Data records -
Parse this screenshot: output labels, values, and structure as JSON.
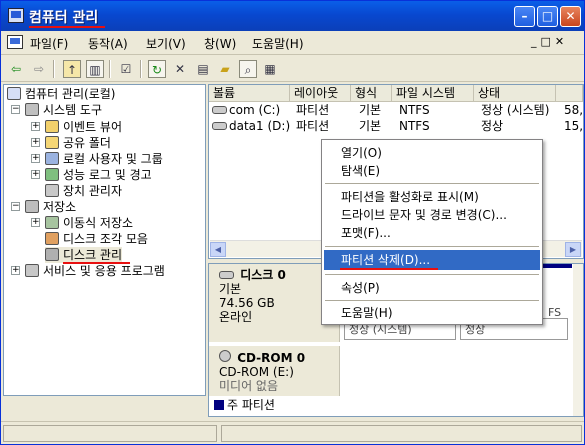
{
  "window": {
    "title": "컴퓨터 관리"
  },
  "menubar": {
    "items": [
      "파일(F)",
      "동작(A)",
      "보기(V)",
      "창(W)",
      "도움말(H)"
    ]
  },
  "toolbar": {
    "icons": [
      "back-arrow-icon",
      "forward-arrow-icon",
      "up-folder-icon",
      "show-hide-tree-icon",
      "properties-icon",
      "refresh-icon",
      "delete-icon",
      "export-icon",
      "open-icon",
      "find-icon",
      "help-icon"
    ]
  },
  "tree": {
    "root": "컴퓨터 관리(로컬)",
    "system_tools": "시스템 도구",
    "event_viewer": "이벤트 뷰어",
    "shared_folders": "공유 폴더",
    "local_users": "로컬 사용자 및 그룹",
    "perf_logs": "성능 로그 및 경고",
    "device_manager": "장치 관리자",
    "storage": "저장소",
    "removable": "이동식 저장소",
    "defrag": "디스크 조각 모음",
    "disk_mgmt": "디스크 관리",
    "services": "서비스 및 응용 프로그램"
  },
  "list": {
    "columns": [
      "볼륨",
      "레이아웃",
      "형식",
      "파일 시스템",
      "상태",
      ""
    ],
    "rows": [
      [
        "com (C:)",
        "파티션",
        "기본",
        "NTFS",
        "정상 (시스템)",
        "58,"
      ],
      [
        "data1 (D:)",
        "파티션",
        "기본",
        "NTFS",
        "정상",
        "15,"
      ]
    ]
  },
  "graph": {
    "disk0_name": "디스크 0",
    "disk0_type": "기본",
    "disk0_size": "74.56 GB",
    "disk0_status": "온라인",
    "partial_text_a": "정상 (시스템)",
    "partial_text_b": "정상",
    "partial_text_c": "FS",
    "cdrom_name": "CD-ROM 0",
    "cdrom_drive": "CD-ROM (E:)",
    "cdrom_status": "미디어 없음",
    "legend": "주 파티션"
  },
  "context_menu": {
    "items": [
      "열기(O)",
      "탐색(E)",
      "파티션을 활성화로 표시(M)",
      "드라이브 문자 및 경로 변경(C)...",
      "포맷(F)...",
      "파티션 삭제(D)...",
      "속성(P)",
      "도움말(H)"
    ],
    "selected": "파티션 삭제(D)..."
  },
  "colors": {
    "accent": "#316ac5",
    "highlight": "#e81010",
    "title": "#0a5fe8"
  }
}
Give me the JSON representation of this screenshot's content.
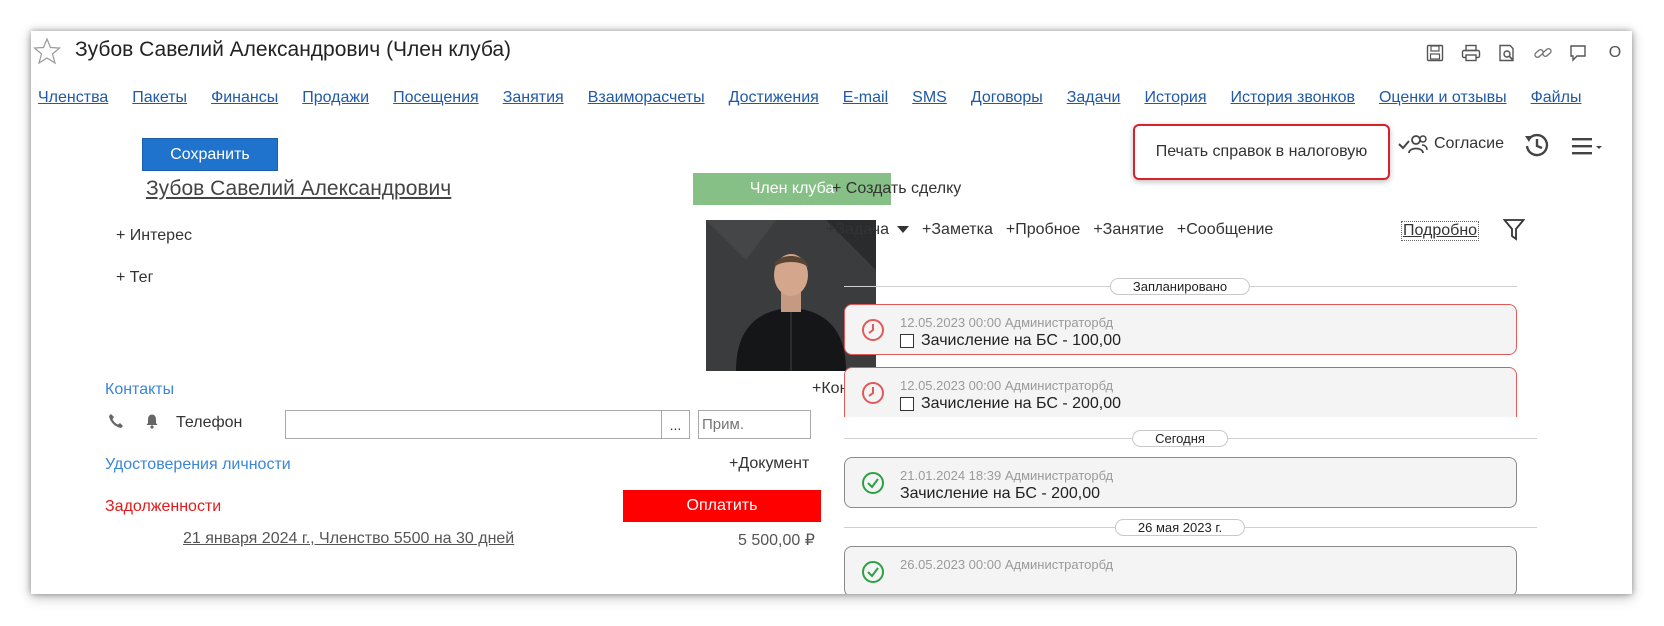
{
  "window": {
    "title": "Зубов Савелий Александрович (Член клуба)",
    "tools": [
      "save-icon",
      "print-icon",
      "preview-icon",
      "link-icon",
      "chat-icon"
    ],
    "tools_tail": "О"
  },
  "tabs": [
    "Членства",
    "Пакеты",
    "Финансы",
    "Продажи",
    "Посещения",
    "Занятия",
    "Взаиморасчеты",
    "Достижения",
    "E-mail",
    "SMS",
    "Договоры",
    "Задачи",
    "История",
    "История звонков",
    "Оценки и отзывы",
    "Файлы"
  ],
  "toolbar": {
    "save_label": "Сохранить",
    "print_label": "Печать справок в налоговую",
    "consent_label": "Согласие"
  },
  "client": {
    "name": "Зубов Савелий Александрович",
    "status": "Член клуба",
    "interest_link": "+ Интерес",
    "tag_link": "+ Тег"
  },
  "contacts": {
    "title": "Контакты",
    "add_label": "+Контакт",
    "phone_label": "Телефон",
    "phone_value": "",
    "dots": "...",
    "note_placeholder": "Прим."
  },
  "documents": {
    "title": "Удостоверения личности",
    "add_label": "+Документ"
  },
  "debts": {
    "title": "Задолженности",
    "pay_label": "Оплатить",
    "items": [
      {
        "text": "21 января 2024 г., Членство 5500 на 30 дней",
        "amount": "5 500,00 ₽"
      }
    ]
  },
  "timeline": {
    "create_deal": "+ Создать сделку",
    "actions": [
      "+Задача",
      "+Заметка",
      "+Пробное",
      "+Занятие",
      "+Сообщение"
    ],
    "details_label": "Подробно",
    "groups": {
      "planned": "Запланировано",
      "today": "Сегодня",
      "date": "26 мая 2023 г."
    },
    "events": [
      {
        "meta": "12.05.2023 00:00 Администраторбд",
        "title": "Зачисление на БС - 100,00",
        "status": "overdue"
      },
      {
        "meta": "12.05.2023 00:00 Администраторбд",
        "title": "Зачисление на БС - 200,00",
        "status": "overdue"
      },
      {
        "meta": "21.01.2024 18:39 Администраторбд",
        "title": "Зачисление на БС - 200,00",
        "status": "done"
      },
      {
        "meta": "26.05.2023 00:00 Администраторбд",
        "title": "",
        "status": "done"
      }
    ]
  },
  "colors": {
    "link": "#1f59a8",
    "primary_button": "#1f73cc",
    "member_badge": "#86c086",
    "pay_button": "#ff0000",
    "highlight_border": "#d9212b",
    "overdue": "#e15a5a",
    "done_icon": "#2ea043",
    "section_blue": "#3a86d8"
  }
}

---

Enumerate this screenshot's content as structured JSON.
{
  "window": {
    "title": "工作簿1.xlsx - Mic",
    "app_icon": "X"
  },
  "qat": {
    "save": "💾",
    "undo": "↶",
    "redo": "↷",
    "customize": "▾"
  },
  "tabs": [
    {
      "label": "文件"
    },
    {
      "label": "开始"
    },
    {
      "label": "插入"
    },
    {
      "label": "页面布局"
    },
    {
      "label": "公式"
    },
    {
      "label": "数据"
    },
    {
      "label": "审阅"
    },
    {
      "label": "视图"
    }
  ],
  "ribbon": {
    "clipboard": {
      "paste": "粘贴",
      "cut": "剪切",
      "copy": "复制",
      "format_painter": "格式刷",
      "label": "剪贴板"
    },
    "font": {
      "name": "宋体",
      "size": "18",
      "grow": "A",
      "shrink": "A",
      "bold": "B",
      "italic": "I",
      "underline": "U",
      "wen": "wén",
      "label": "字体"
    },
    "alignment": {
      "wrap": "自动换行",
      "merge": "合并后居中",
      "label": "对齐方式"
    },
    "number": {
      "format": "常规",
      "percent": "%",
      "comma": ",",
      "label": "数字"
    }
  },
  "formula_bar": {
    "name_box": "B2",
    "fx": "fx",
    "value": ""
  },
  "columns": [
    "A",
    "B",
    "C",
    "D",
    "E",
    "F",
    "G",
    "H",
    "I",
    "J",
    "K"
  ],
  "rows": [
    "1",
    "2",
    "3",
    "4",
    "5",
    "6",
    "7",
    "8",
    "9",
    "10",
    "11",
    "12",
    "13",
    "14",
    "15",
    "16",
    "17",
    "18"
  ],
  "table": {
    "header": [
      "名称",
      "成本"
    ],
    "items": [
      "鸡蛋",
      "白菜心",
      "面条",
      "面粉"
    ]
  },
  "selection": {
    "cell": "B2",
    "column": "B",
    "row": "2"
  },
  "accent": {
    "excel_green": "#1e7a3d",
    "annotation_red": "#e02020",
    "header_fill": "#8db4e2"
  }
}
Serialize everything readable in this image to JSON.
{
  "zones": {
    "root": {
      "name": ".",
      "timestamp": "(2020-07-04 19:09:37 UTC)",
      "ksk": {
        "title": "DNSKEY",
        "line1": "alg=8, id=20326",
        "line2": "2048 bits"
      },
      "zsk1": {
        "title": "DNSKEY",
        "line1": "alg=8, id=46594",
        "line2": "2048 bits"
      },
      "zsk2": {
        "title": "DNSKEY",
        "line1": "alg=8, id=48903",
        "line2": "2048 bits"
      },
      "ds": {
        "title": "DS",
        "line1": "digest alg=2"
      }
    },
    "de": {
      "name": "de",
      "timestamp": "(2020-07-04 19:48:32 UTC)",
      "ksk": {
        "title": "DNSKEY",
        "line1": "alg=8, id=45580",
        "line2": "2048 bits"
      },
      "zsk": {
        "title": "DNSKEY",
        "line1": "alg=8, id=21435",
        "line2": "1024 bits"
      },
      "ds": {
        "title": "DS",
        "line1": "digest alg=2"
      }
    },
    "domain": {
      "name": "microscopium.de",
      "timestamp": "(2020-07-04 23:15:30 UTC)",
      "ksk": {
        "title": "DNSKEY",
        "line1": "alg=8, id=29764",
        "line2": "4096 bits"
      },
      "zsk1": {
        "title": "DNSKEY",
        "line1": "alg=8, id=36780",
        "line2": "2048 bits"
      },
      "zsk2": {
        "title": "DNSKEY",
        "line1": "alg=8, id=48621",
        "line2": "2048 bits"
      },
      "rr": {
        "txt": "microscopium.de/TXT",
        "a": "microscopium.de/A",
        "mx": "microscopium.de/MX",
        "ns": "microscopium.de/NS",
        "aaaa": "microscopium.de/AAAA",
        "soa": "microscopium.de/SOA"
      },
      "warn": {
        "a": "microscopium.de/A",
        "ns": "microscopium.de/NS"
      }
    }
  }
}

--

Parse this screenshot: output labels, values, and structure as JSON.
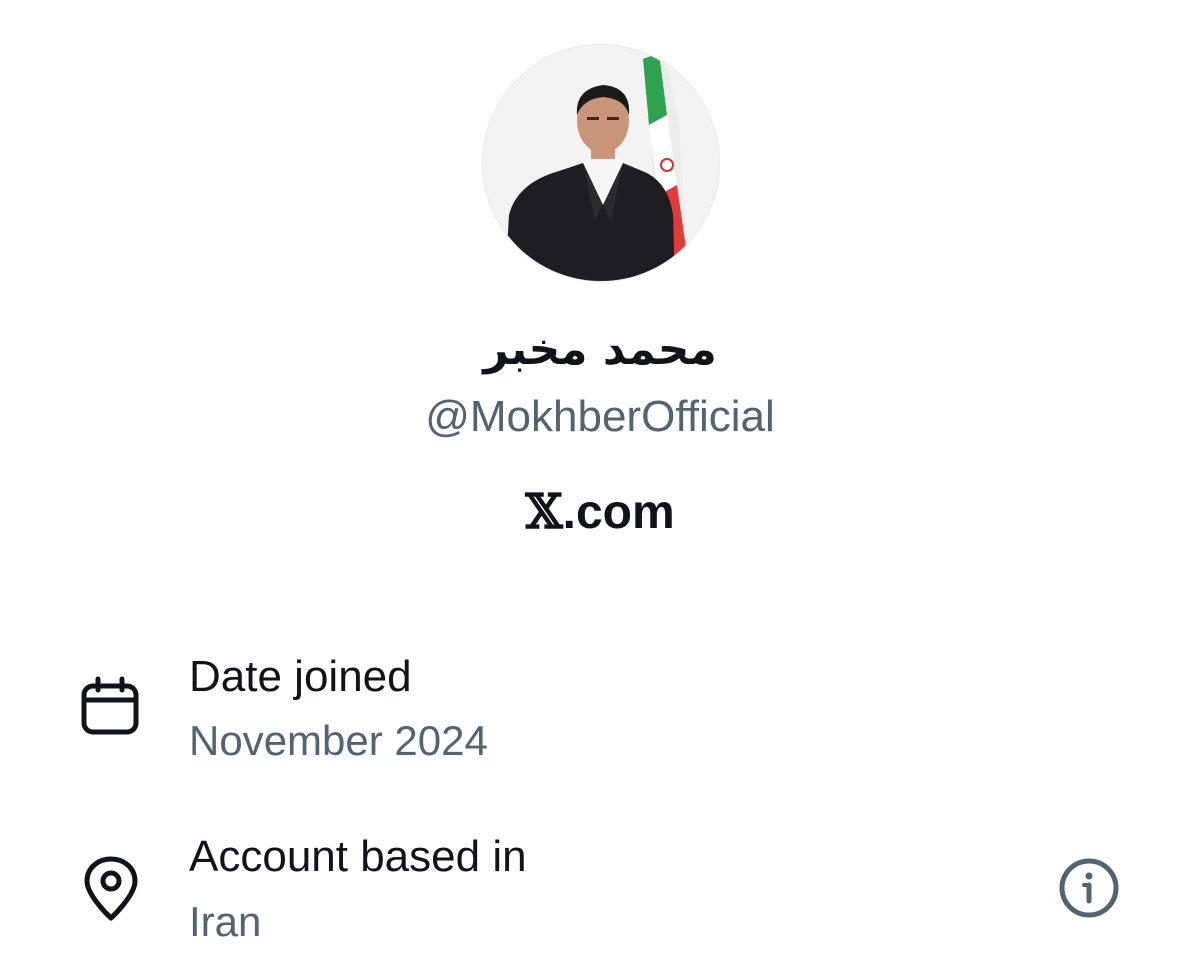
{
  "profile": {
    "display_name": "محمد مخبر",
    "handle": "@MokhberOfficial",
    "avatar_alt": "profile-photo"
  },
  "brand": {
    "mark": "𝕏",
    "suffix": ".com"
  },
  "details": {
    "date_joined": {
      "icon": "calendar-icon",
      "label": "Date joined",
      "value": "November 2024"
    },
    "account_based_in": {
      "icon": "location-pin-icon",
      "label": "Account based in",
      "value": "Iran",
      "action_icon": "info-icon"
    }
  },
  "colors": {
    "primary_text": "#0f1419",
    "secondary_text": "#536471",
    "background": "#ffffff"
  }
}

Do this -
Collect each line containing the string "Зубов".

Solution for this task -
    "title": "Зубов Савелий Александрович (Член клуба)",
    "name": "Зубов Савелий Александрович",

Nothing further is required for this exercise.